=== STATED PROBLEM ===
Check every line of the material below for "after". Give the number of lines that have it, and only that.

· · · · ·

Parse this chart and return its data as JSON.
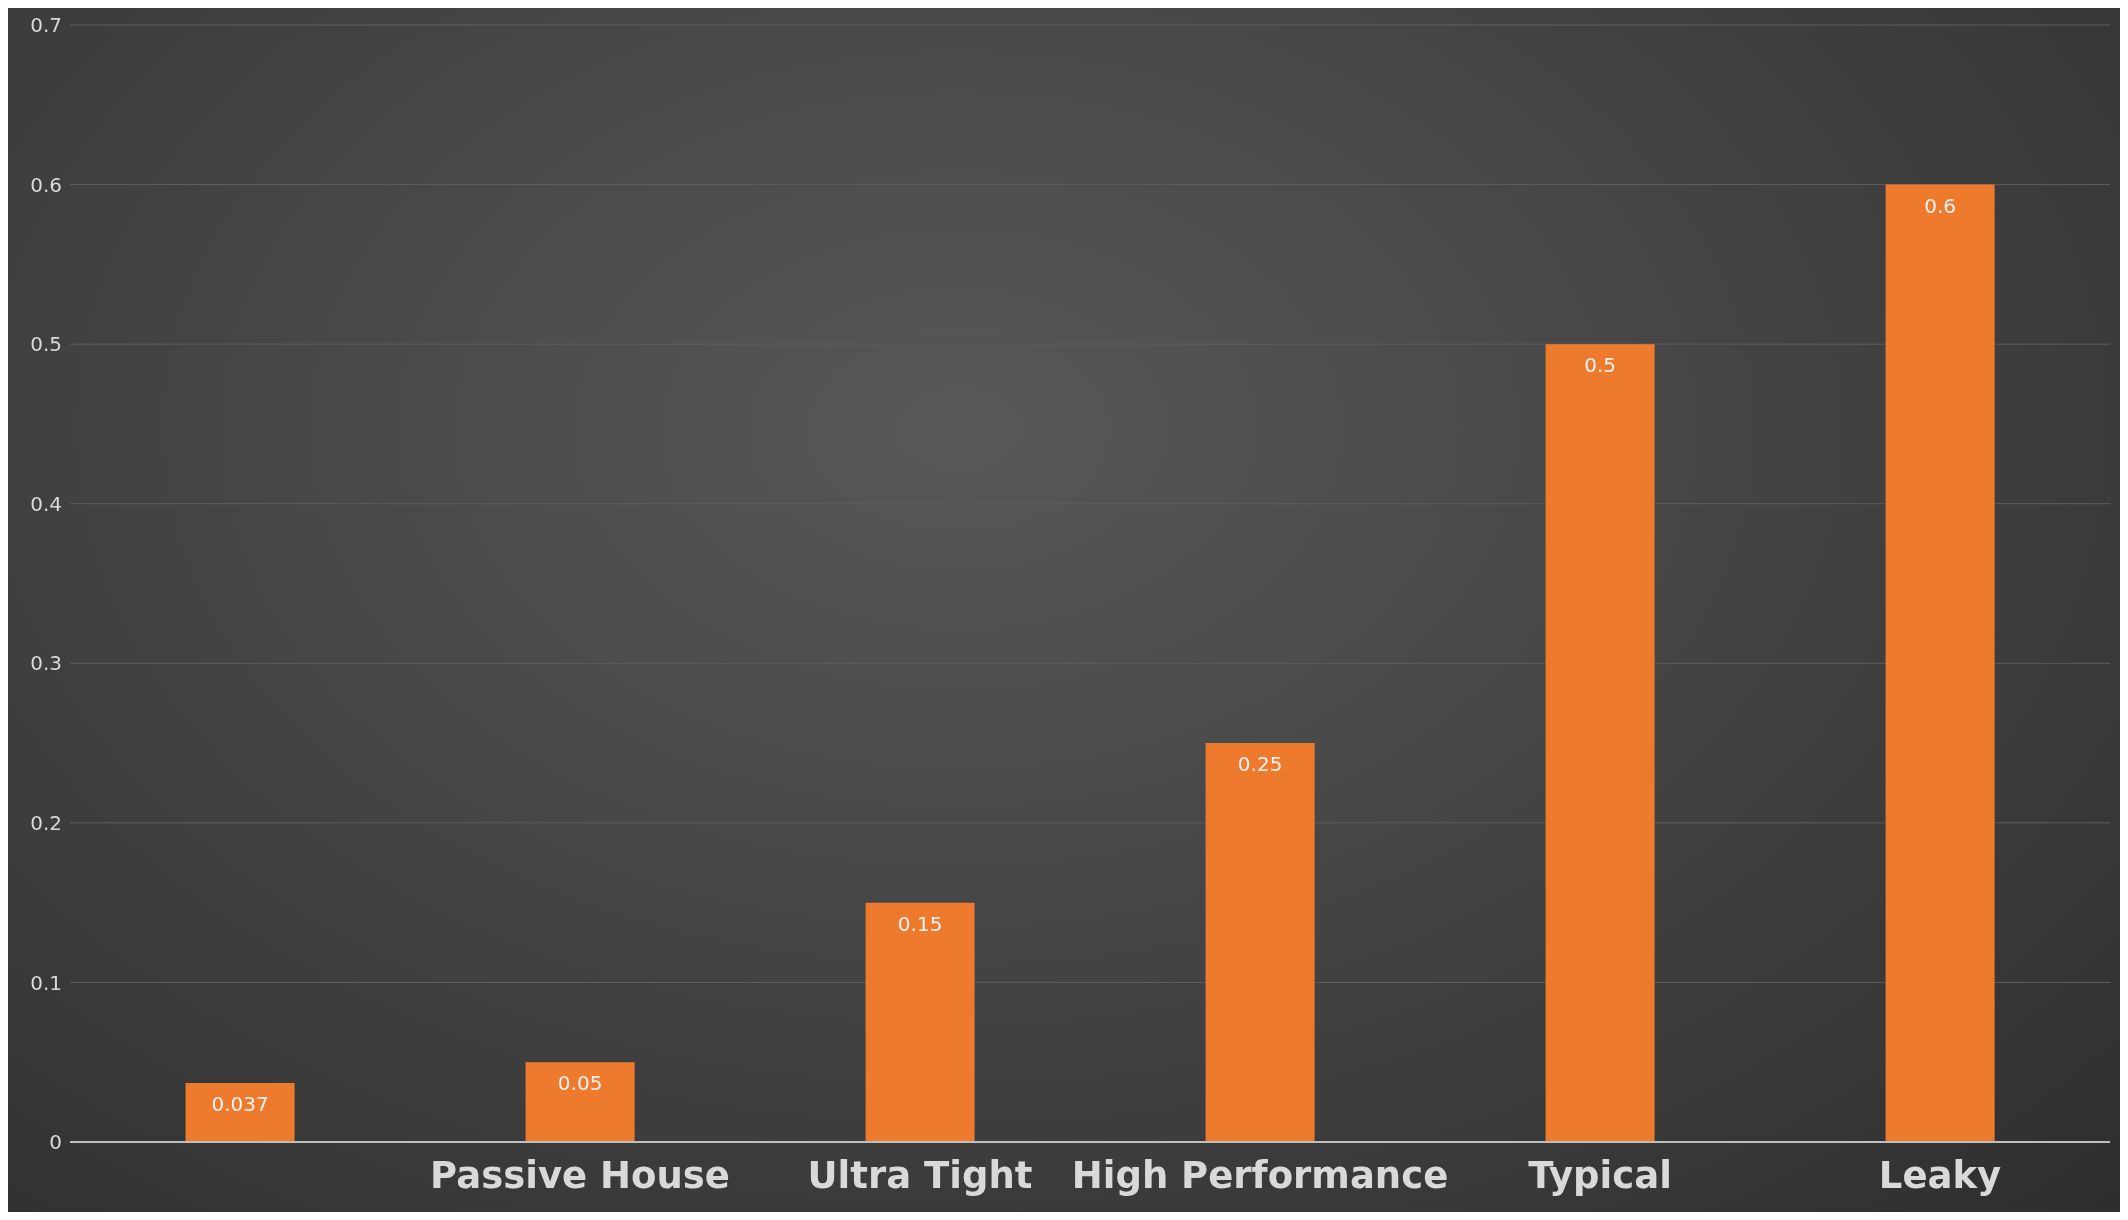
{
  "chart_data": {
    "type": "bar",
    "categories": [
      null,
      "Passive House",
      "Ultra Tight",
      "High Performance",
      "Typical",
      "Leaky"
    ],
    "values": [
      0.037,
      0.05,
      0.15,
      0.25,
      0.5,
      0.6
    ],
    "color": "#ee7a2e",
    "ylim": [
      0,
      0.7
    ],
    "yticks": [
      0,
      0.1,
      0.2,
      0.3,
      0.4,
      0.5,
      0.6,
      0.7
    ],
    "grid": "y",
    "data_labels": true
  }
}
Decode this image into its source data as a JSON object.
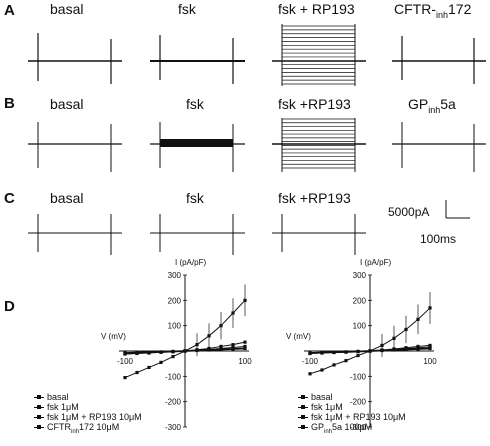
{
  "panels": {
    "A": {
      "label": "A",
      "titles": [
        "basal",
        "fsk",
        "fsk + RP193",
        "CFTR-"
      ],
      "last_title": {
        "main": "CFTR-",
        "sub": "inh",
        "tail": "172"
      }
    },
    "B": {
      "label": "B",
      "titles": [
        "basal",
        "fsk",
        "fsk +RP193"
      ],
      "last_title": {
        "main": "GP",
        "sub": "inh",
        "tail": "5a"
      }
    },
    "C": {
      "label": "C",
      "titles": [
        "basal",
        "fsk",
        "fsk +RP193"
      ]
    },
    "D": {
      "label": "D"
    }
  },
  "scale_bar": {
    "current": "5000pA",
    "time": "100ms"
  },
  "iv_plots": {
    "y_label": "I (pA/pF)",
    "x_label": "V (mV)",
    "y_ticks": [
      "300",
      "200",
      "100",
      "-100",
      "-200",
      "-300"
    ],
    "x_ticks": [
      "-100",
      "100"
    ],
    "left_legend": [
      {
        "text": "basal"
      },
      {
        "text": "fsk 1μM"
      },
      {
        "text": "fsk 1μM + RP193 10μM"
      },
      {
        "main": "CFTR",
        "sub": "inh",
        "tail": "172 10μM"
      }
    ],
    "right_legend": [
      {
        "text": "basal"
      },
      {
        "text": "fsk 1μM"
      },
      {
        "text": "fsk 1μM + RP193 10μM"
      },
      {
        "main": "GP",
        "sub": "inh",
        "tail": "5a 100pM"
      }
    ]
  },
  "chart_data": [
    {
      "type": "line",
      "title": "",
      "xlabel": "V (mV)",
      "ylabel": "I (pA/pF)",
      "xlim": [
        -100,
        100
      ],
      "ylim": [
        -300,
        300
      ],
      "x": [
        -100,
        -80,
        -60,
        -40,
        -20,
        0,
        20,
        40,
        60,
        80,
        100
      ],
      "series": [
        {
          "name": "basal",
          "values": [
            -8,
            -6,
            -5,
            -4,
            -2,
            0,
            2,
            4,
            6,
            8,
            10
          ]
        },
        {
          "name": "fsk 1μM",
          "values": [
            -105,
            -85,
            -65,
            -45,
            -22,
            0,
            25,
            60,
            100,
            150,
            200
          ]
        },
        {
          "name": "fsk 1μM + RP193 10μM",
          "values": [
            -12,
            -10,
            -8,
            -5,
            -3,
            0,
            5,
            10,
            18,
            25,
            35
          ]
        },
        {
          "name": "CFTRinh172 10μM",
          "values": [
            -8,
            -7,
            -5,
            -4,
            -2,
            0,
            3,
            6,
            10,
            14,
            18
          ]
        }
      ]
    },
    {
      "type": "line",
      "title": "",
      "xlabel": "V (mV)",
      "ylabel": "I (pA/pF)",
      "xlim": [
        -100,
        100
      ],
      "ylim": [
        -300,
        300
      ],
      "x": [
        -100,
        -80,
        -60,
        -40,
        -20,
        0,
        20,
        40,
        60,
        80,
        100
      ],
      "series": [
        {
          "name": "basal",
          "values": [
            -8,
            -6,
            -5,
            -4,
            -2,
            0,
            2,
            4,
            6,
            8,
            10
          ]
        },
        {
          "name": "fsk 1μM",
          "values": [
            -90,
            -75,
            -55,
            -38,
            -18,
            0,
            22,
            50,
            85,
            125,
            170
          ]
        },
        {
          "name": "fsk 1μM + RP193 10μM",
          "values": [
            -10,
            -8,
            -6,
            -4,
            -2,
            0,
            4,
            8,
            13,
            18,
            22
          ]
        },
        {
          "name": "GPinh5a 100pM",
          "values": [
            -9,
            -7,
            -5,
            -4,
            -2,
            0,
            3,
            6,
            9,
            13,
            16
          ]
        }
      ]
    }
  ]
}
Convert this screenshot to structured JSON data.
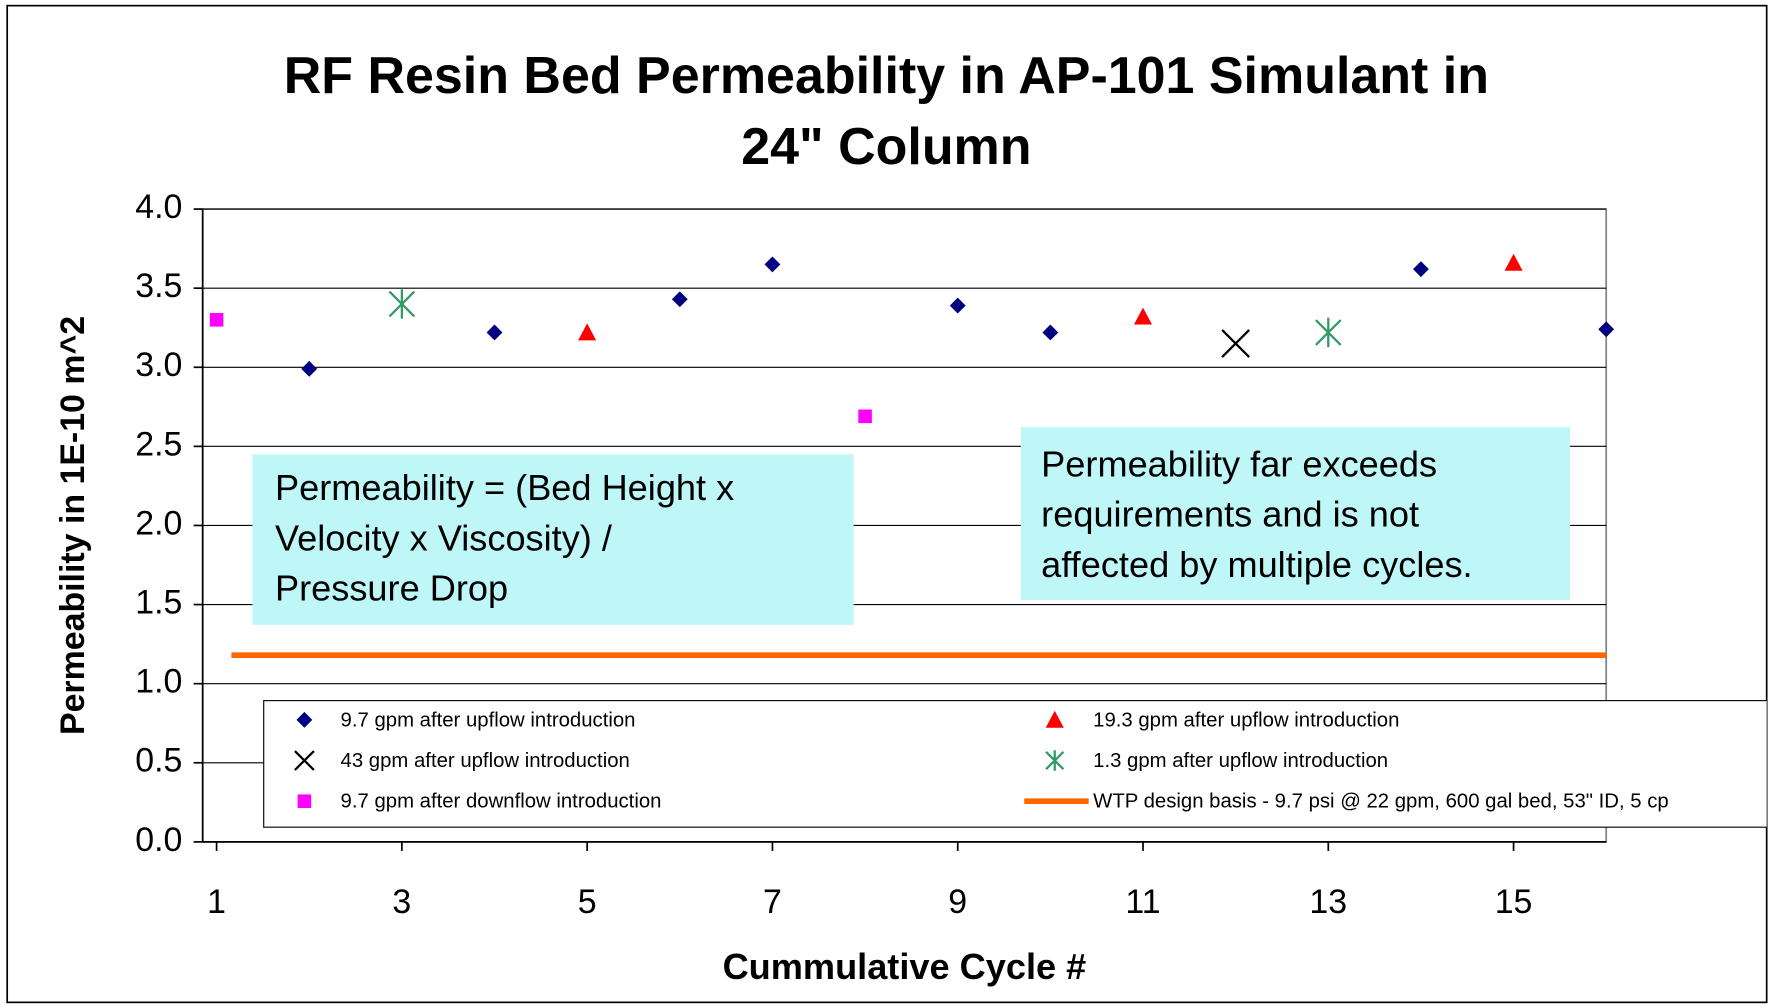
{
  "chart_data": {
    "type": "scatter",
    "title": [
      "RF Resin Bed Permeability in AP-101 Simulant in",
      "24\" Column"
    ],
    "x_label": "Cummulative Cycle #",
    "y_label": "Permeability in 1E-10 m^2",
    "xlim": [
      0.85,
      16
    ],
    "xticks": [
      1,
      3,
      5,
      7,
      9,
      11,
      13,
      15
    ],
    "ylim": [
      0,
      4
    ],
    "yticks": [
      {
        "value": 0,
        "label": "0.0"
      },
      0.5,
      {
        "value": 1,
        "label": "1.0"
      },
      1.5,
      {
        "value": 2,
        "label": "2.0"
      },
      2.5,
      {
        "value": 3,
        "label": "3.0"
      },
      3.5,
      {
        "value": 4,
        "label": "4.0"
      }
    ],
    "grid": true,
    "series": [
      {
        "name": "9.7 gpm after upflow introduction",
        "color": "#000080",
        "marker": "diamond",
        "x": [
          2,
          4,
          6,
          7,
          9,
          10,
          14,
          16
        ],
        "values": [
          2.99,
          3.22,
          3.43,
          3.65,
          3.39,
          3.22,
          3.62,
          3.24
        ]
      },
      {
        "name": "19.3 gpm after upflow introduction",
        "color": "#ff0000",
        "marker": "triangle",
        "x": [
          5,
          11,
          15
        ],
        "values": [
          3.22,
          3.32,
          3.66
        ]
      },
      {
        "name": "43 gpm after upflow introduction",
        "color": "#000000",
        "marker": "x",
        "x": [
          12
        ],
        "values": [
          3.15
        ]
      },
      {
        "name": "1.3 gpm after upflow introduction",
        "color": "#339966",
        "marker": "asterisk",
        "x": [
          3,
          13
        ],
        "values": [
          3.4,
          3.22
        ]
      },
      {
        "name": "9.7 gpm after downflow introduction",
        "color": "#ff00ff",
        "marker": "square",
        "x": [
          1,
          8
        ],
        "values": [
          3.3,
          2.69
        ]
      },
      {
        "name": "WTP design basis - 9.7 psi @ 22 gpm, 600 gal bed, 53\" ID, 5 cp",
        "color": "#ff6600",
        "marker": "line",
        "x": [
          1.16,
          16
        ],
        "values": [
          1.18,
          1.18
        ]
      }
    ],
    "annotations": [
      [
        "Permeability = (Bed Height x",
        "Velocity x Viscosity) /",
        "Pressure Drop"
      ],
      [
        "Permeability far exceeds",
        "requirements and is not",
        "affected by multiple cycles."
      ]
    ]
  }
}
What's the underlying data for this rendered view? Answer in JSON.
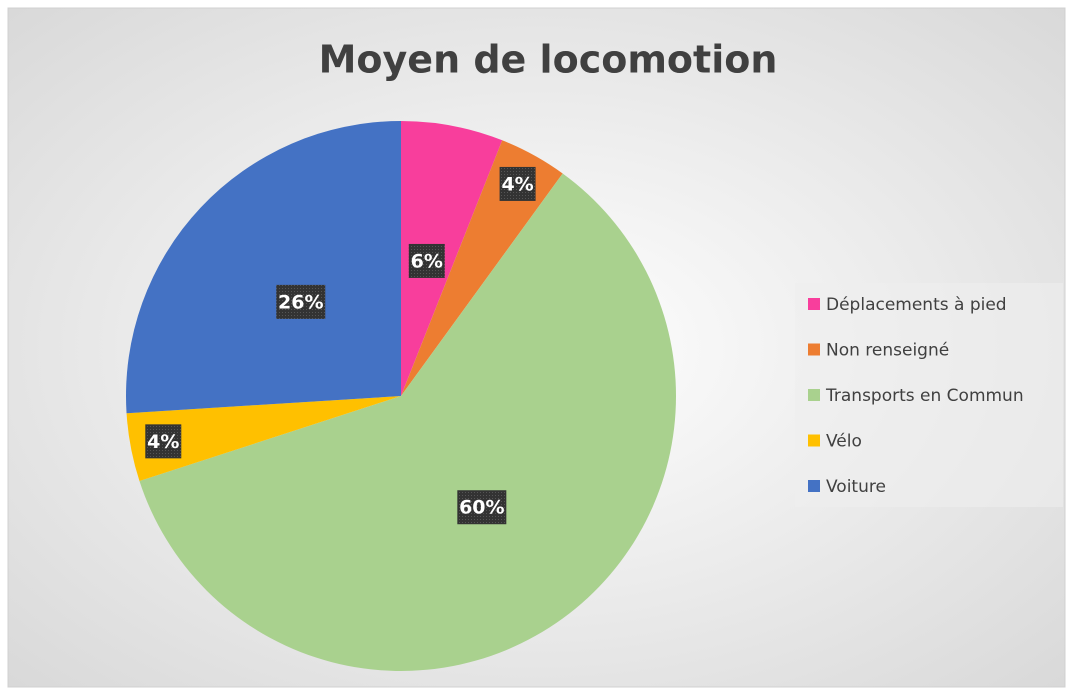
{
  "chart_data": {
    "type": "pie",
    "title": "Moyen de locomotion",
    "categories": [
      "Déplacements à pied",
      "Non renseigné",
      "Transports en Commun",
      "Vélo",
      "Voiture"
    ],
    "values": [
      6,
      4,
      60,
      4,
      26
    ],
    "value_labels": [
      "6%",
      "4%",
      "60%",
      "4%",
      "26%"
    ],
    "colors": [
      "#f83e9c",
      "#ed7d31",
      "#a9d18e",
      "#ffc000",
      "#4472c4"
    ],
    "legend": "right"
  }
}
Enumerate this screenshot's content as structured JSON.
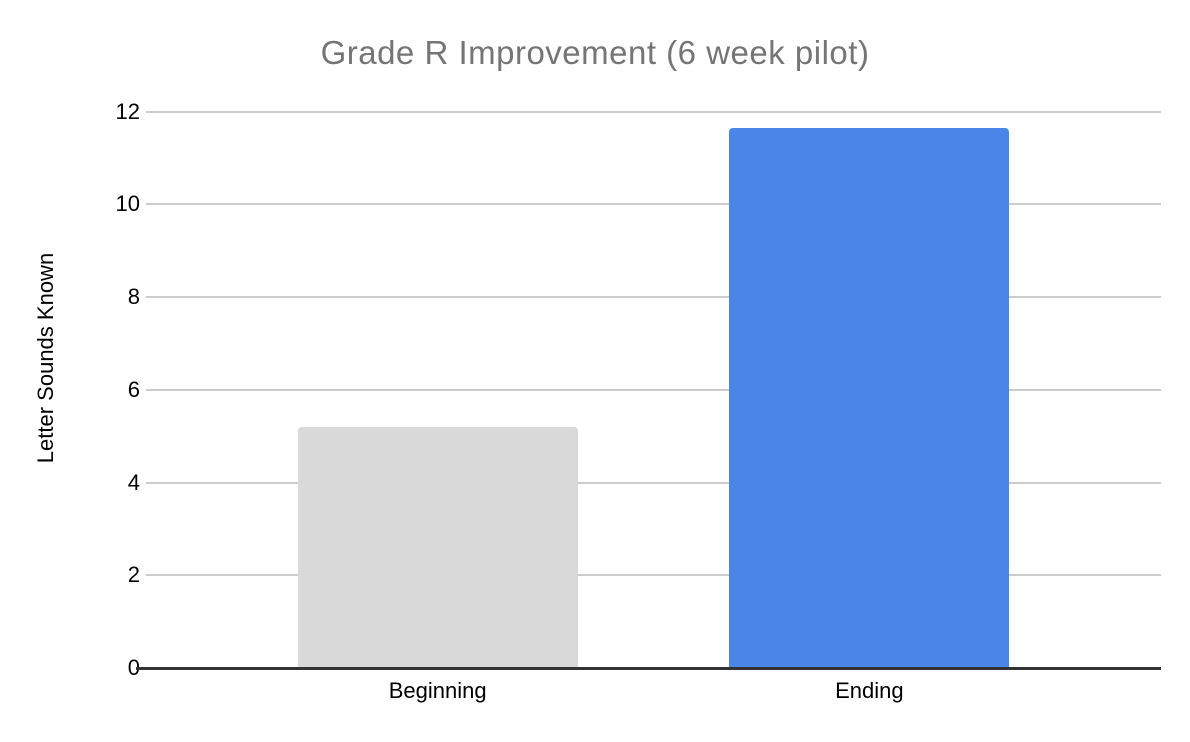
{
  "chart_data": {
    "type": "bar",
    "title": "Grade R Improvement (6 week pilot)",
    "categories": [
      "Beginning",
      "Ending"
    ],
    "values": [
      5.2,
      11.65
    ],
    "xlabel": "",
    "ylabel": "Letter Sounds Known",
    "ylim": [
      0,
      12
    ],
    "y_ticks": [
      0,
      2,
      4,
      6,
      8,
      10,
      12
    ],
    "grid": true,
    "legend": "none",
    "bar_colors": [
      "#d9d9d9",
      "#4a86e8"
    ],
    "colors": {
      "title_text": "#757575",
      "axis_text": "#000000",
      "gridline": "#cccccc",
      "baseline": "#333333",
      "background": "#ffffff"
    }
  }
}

· · · · ·

=== ANSWER TO THIS TASK ===
5